**EXERCISE BRIEF:** Please write out the material below exactly as given.

**GIVEN ENTRIES:**

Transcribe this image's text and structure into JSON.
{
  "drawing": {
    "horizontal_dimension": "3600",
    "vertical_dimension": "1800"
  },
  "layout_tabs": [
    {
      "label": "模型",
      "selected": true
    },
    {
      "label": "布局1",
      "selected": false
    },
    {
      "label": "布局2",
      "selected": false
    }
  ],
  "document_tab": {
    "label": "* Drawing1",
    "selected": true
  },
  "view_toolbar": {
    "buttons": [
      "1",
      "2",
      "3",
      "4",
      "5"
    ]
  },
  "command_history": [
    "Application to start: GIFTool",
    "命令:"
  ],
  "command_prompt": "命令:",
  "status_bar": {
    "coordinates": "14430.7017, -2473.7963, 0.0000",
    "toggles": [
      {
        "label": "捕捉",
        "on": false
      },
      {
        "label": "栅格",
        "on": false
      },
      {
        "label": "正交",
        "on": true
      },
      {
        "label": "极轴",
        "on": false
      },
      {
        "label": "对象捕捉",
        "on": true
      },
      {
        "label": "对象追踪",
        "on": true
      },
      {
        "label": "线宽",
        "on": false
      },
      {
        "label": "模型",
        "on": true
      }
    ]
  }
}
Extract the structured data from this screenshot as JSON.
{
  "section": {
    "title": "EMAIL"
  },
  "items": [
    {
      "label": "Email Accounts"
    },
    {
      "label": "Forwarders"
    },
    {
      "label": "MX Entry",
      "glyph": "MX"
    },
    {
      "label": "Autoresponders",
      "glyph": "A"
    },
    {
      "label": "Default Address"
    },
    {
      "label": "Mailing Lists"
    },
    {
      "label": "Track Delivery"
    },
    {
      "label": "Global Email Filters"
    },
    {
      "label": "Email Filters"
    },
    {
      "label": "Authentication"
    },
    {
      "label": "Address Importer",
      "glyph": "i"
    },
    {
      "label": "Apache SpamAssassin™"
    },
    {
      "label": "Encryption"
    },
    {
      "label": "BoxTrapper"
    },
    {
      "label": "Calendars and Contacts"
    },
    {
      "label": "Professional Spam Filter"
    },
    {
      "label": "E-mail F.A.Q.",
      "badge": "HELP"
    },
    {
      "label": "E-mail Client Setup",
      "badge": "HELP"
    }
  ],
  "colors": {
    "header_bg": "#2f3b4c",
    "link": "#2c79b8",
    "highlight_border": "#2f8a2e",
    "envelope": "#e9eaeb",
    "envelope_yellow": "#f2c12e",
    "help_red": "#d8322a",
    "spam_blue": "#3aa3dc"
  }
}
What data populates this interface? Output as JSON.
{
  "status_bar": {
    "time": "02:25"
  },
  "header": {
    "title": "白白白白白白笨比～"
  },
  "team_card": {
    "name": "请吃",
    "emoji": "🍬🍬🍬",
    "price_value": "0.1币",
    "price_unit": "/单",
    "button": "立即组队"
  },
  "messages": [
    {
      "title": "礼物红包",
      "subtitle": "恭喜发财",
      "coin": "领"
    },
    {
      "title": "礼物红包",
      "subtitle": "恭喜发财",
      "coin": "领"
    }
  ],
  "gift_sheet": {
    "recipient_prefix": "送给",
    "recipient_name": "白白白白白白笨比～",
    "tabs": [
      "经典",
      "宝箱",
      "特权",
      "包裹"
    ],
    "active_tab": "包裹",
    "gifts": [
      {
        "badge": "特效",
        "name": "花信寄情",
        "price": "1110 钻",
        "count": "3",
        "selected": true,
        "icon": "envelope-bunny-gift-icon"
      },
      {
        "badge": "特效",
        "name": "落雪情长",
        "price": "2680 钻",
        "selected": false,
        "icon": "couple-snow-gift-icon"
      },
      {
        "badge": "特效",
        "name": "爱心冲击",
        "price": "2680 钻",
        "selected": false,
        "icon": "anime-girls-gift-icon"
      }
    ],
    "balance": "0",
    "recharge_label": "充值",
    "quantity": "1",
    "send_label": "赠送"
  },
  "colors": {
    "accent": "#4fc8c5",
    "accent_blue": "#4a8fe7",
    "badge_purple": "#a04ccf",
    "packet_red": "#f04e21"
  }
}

**COMPLETED TASK:**
Transcribe this image's text and structure into JSON.
{
  "drawing": {
    "horizontal_dimension": "3600",
    "vertical_dimension": "1800"
  },
  "layout_tabs": [
    {
      "label": "模型",
      "selected": true
    },
    {
      "label": "布局1",
      "selected": false
    },
    {
      "label": "布局2",
      "selected": false
    }
  ],
  "document_tab": {
    "label": "* Drawing1",
    "selected": true
  },
  "view_toolbar": {
    "buttons": [
      "1",
      "2",
      "3",
      "4",
      "5"
    ]
  },
  "command_history": [
    "Application to start: GIFTool",
    "命令:"
  ],
  "command_prompt": "命令:",
  "status_bar": {
    "coordinates": "14430.7017, -2473.7963, 0.0000",
    "toggles": [
      {
        "label": "捕捉",
        "on": false
      },
      {
        "label": "栅格",
        "on": false
      },
      {
        "label": "正交",
        "on": true
      },
      {
        "label": "极轴",
        "on": false
      },
      {
        "label": "对象捕捉",
        "on": true
      },
      {
        "label": "对象追踪",
        "on": true
      },
      {
        "label": "线宽",
        "on": false
      },
      {
        "label": "模型",
        "on": true
      }
    ]
  }
}
Extract the structured data from this screenshot as JSON.
{
  "section": {
    "title": "EMAIL"
  },
  "items": [
    {
      "label": "Email Accounts"
    },
    {
      "label": "Forwarders"
    },
    {
      "label": "MX Entry",
      "glyph": "MX"
    },
    {
      "label": "Autoresponders",
      "glyph": "A"
    },
    {
      "label": "Default Address"
    },
    {
      "label": "Mailing Lists"
    },
    {
      "label": "Track Delivery"
    },
    {
      "label": "Global Email Filters"
    },
    {
      "label": "Email Filters"
    },
    {
      "label": "Authentication"
    },
    {
      "label": "Address Importer",
      "glyph": "i"
    },
    {
      "label": "Apache SpamAssassin™"
    },
    {
      "label": "Encryption"
    },
    {
      "label": "BoxTrapper"
    },
    {
      "label": "Calendars and Contacts"
    },
    {
      "label": "Professional Spam Filter"
    },
    {
      "label": "E-mail F.A.Q.",
      "badge": "HELP"
    },
    {
      "label": "E-mail Client Setup",
      "badge": "HELP"
    }
  ],
  "colors": {
    "header_bg": "#2f3b4c",
    "link": "#2c79b8",
    "highlight_border": "#2f8a2e",
    "envelope": "#e9eaeb",
    "envelope_yellow": "#f2c12e",
    "help_red": "#d8322a",
    "spam_blue": "#3aa3dc"
  }
}
What data populates this interface? Output as JSON.
{
  "status_bar": {
    "time": "02:25"
  },
  "header": {
    "title": "白白白白白白笨比～"
  },
  "team_card": {
    "name": "请吃",
    "emoji": "🍬🍬🍬",
    "price_value": "0.1币",
    "price_unit": "/单",
    "button": "立即组队"
  },
  "messages": [
    {
      "title": "礼物红包",
      "subtitle": "恭喜发财",
      "coin": "领"
    },
    {
      "title": "礼物红包",
      "subtitle": "恭喜发财",
      "coin": "领"
    }
  ],
  "gift_sheet": {
    "recipient_prefix": "送给",
    "recipient_name": "白白白白白白笨比～",
    "tabs": [
      "经典",
      "宝箱",
      "特权",
      "包裹"
    ],
    "active_tab": "包裹",
    "gifts": [
      {
        "badge": "特效",
        "name": "花信寄情",
        "price": "1110 钻",
        "count": "3",
        "selected": true,
        "icon": "envelope-bunny-gift-icon"
      },
      {
        "badge": "特效",
        "name": "落雪情长",
        "price": "2680 钻",
        "selected": false,
        "icon": "couple-snow-gift-icon"
      },
      {
        "badge": "特效",
        "name": "爱心冲击",
        "price": "2680 钻",
        "selected": false,
        "icon": "anime-girls-gift-icon"
      }
    ],
    "balance": "0",
    "recharge_label": "充值",
    "quantity": "1",
    "send_label": "赠送"
  },
  "colors": {
    "accent": "#4fc8c5",
    "accent_blue": "#4a8fe7",
    "badge_purple": "#a04ccf",
    "packet_red": "#f04e21"
  }
}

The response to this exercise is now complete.